What this task involves
Print the passage on self-attention distillation verbatim, everything from "Head Flexibility: By" down to "gap (Wang et al., 2020).".

Selected text
=-=-=-=-=

General Self-Attention Relations (MiniLMv2):

$R_{U,V}^{(h)} = f\left(U^{(h)} (V^{(h)})^\mathsf{T} / \sqrt{d_k}\right)$

for $(U, V) \in \{Q, K, V\}^2$ , with $f$ being either softmax or identity (for unnormalized affinity), yielding nine distinct relation matrices (Wang et al., 2020).

Distillation Objective:

KL-divergence is employed between teacher and student value-relation matrices:

$L_{\mathrm{VR}} = \frac{1}{A_h |x|} \sum_{a=1}^{A_h} \sum_{t=1}^{|x|} D_{\mathrm{KL}} \left( VR^{\mathrm{T}}_{L,a,t} \,\Vert\, VR^{\mathrm{S}}_{M,a,t} \right)$

where $A_h$ denotes the number of heads and $|x|$ the sequence length (Wang et al., 2020).

In structurally-aware attention mechanisms (StructSA), value-relation transfer is realized via convolutional filters over local query–key correlation patches, producing dynamic kernels for aggregating local contexts in the value feature space (Kim et al., 2024).

3. Architectural and Training Design Patterns

Value-relation transfer is typically realized within neural network distillation frameworks that reduce the parameterization or adapt the inductive biases of Transformers:

Layer Selection: Original MiniLM distills only the last teacher Transformer layer, but MiniLMv2 (and vision models) show superior results when transferring from upper-middle layers, especially in deep architectures.
Head Flexibility: By concatenating and slicing $Q$ , $K$ , and $V$ across all teacher heads into “relation heads,” MiniLMv2 removes the constraint that student and teacher must use the same number of attention heads (Wang et al., 2020).
Teacher Assistant Strategy: A two-stage distillation “teacher assistant” is used when the student is much smaller, stabilizing training by bridging the capacity gap (Wang et al., 2020).

=-=-=-=-=

Records provided
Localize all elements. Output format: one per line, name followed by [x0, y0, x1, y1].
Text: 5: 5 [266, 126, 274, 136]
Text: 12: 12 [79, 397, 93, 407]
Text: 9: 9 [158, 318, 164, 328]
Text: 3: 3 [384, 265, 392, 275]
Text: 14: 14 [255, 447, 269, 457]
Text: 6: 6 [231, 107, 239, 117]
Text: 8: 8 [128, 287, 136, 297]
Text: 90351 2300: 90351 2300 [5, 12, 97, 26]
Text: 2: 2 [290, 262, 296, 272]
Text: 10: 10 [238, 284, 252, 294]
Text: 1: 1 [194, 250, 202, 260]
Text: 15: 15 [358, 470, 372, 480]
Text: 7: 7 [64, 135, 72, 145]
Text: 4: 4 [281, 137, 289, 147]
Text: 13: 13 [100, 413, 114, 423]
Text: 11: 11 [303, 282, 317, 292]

=-=-=-=-=

Task solution
Head Flexibility: By concatenating and slicing $Q$ , $K$ , and $V$ across all teacher heads into “relation heads,” MiniLMv2 removes the constraint that student and teacher must use the same number of attention heads (Wang et al., 2020).
Teacher Assistant Strategy: A two-stage distillation “teacher assistant” is used when the student is much smaller, stabilizing training by bridging the capacity gap (Wang et al., 2020).